Task details — Repeat each record below exactly as given.

[Data excerpts]
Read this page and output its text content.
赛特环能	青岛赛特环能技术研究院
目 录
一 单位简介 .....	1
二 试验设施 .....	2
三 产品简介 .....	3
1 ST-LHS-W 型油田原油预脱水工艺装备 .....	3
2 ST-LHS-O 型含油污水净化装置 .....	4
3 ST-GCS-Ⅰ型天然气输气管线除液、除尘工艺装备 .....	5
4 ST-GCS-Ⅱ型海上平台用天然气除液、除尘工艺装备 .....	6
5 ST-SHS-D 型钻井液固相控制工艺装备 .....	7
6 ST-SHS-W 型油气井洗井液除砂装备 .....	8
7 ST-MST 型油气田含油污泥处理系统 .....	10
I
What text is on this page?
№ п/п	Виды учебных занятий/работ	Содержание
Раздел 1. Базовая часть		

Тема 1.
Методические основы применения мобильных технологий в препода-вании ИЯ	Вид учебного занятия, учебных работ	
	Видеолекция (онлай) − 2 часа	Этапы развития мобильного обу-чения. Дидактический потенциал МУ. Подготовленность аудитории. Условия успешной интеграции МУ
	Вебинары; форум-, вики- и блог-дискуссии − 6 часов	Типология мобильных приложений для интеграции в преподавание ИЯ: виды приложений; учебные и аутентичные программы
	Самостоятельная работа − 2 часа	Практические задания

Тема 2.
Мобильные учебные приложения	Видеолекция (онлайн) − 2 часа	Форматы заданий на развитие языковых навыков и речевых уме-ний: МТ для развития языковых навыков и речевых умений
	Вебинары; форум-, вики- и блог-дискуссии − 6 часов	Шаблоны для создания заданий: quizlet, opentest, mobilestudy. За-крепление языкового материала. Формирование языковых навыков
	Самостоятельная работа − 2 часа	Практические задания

Task output —
Read this page and output its text content.
赛特环能	青岛赛特环能技术研究院
目 录
一 单位简介 .....	1
二 试验设施 .....	2
三 产品简介 .....	3
1 ST-LHS-W 型油田原油预脱水工艺装备 .....	3
2 ST-LHS-O 型含油污水净化装置 .....	4
3 ST-GCS-Ⅰ型天然气输气管线除液、除尘工艺装备 .....	5
4 ST-GCS-Ⅱ型海上平台用天然气除液、除尘工艺装备 .....	6
5 ST-SHS-D 型钻井液固相控制工艺装备 .....	7
6 ST-SHS-W 型油气井洗井液除砂装备 .....	8
7 ST-MST 型油气田含油污泥处理系统 .....	10
I
What text is on this page?
№ п/п	Виды учебных занятий/работ	Содержание
Раздел 1. Базовая часть		

Тема 1.
Методические основы применения мобильных технологий в препода-вании ИЯ	Вид учебного занятия, учебных работ	
	Видеолекция (онлай) − 2 часа	Этапы развития мобильного обу-чения. Дидактический потенциал МУ. Подготовленность аудитории. Условия успешной интеграции МУ
	Вебинары; форум-, вики- и блог-дискуссии − 6 часов	Типология мобильных приложений для интеграции в преподавание ИЯ: виды приложений; учебные и аутентичные программы
	Самостоятельная работа − 2 часа	Практические задания

Тема 2.
Мобильные учебные приложения	Видеолекция (онлайн) − 2 часа	Форматы заданий на развитие языковых навыков и речевых уме-ний: МТ для развития языковых навыков и речевых умений
	Вебинары; форум-, вики- и блог-дискуссии − 6 часов	Шаблоны для создания заданий: quizlet, opentest, mobilestudy. За-крепление языкового материала. Формирование языковых навыков
	Самостоятельная работа − 2 часа	Практические задания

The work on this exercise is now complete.